• _Raw records_:
• • • • •

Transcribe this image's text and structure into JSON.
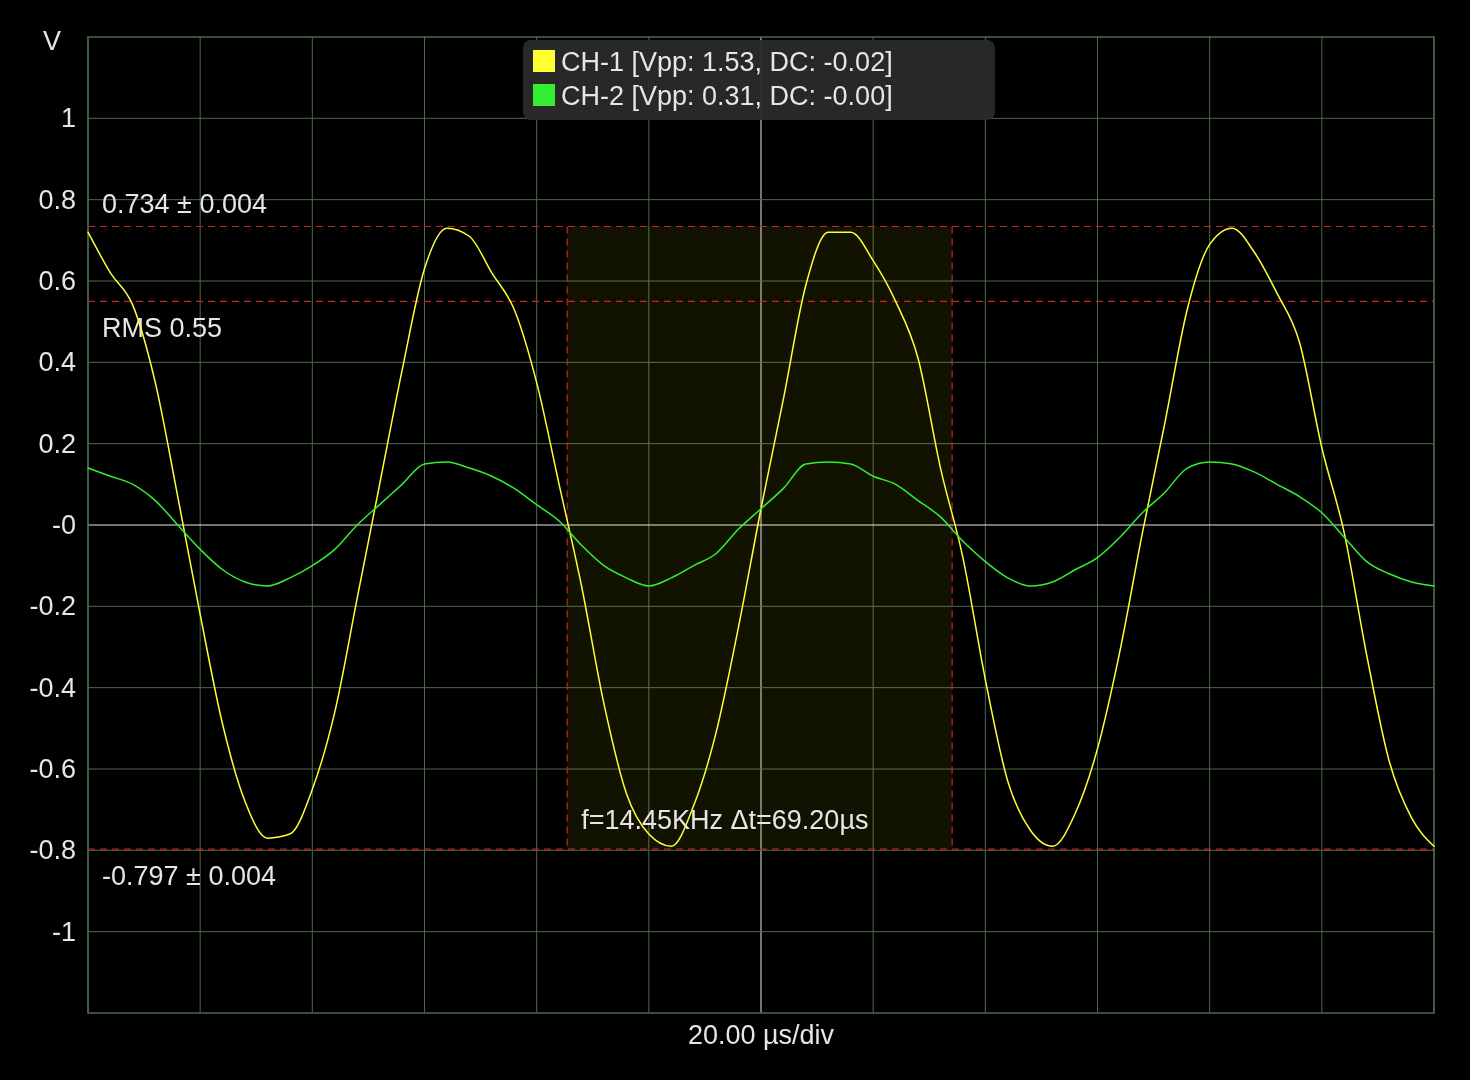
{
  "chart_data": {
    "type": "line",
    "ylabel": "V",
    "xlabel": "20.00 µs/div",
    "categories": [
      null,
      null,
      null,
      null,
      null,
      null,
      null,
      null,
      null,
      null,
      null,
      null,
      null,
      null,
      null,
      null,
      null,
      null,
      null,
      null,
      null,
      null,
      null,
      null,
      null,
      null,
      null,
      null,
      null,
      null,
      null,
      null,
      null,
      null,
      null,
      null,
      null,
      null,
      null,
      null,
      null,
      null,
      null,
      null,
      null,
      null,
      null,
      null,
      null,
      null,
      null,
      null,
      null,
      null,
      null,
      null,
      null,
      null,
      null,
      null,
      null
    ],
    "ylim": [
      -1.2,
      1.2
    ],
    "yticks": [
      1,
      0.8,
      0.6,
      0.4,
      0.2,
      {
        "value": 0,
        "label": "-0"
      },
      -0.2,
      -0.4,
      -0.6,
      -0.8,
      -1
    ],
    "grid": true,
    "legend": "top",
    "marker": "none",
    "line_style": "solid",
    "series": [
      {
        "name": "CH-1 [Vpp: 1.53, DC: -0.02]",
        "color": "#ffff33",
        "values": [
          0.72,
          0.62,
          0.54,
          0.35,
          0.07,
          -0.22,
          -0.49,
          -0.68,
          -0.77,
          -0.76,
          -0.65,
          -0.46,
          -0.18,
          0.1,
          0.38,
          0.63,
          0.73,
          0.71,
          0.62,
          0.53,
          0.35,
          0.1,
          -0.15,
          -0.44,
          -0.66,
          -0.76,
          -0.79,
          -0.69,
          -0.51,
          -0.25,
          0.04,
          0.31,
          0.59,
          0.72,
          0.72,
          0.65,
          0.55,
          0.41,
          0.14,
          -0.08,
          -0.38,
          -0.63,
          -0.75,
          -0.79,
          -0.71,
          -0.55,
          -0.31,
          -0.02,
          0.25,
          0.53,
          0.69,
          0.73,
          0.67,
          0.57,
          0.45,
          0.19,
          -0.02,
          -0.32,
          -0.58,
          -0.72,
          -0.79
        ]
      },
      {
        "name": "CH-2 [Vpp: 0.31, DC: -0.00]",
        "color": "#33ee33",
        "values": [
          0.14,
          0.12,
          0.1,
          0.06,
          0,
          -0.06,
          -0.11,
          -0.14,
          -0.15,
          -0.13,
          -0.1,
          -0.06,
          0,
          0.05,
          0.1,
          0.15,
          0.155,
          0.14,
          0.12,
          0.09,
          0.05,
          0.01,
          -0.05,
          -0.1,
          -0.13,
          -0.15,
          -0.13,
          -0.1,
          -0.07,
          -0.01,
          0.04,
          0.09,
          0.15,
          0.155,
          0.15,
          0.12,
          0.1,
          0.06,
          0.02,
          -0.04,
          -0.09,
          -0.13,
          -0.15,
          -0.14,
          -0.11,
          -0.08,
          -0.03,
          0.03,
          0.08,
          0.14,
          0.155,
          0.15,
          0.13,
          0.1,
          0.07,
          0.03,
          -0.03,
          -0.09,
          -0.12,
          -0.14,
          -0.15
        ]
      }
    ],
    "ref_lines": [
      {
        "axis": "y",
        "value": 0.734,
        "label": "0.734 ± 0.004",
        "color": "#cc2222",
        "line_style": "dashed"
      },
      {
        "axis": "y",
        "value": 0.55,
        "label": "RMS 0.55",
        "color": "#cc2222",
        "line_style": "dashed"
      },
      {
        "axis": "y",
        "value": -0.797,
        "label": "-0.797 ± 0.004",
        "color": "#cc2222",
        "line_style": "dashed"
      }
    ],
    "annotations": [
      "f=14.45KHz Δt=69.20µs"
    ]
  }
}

• • • • •

Of the lines in the material, how many include "name"? Respond with the number alone.

2